### Do this
Transcribe each line of the listing character for character, with no changes.

>> start Records for the exercise

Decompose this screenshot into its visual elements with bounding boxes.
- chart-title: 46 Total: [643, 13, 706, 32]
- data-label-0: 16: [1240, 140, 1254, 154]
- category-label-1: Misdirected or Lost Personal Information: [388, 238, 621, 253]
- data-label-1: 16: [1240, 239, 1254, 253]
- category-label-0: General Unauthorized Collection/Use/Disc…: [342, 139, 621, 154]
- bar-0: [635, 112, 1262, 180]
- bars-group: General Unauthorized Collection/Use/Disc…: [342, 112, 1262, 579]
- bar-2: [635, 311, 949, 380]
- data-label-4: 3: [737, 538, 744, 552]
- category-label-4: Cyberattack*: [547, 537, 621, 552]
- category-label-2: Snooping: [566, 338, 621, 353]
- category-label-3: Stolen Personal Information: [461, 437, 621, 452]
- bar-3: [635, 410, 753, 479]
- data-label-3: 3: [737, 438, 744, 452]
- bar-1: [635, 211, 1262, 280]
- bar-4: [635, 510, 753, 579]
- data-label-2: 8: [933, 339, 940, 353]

>> end Records for the exercise

### Exercise output
Decompose this screenshot into its visual elements with bounding boxes.
- chart-title: 46 Total: [643, 13, 706, 32]
- data-label-0: 16: [1240, 140, 1254, 154]
- category-label-1: Misdirected or Lost Personal Information: [388, 238, 621, 253]
- data-label-1: 16: [1240, 239, 1254, 253]
- category-label-0: General Unauthorized Collection/Use/Disc…: [342, 139, 621, 154]
- bar-0: [635, 112, 1262, 180]
- bars-group: General Unauthorized Collection/Use/Disc…: [342, 112, 1262, 579]
- bar-2: [635, 311, 949, 380]
- data-label-4: 3: [737, 538, 744, 552]
- category-label-4: Cyberattack*: [547, 537, 621, 552]
- category-label-2: Snooping: [566, 338, 621, 353]
- category-label-3: Stolen Personal Information: [461, 437, 621, 452]
- bar-3: [635, 410, 753, 479]
- data-label-3: 3: [737, 438, 744, 452]
- bar-1: [635, 211, 1262, 280]
- bar-4: [635, 510, 753, 579]
- data-label-2: 8: [933, 339, 940, 353]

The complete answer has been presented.